* Start RECORDS FOR PROCESSING *
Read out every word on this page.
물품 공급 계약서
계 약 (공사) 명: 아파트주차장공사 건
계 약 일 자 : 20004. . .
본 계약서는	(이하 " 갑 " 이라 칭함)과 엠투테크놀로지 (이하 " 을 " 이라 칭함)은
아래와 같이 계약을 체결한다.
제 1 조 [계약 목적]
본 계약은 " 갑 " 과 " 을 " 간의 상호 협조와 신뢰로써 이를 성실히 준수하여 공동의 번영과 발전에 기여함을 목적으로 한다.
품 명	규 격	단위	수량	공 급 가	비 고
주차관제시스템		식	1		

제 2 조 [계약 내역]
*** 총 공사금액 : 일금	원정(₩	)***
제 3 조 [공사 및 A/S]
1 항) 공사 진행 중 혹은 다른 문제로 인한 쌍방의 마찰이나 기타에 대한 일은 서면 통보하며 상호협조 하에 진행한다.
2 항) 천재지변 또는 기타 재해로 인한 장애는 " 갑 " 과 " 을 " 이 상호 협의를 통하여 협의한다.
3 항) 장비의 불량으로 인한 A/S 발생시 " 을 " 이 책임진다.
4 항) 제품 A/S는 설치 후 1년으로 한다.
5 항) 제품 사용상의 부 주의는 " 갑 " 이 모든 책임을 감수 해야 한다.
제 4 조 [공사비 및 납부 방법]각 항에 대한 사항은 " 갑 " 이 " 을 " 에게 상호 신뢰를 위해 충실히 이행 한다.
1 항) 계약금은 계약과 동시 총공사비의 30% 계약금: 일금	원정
* End RECORDS FOR PROCESSING *
> PROBLEM
Each line in the material above must be retyped without alteration.

> WORKED ANSWER
Read out every word on this page.
물품 공급 계약서
계 약 (공사) 명: 아파트주차장공사 건
계 약 일 자 : 20004. . .
본 계약서는	(이하 " 갑 " 이라 칭함)과 엠투테크놀로지 (이하 " 을 " 이라 칭함)은
아래와 같이 계약을 체결한다.
제 1 조 [계약 목적]
본 계약은 " 갑 " 과 " 을 " 간의 상호 협조와 신뢰로써 이를 성실히 준수하여 공동의 번영과 발전에 기여함을 목적으로 한다.
품 명	규 격	단위	수량	공 급 가	비 고
주차관제시스템		식	1		

제 2 조 [계약 내역]
*** 총 공사금액 : 일금	원정(₩	)***
제 3 조 [공사 및 A/S]
1 항) 공사 진행 중 혹은 다른 문제로 인한 쌍방의 마찰이나 기타에 대한 일은 서면 통보하며 상호협조 하에 진행한다.
2 항) 천재지변 또는 기타 재해로 인한 장애는 " 갑 " 과 " 을 " 이 상호 협의를 통하여 협의한다.
3 항) 장비의 불량으로 인한 A/S 발생시 " 을 " 이 책임진다.
4 항) 제품 A/S는 설치 후 1년으로 한다.
5 항) 제품 사용상의 부 주의는 " 갑 " 이 모든 책임을 감수 해야 한다.
제 4 조 [공사비 및 납부 방법]각 항에 대한 사항은 " 갑 " 이 " 을 " 에게 상호 신뢰를 위해 충실히 이행 한다.
1 항) 계약금은 계약과 동시 총공사비의 30% 계약금: 일금	원정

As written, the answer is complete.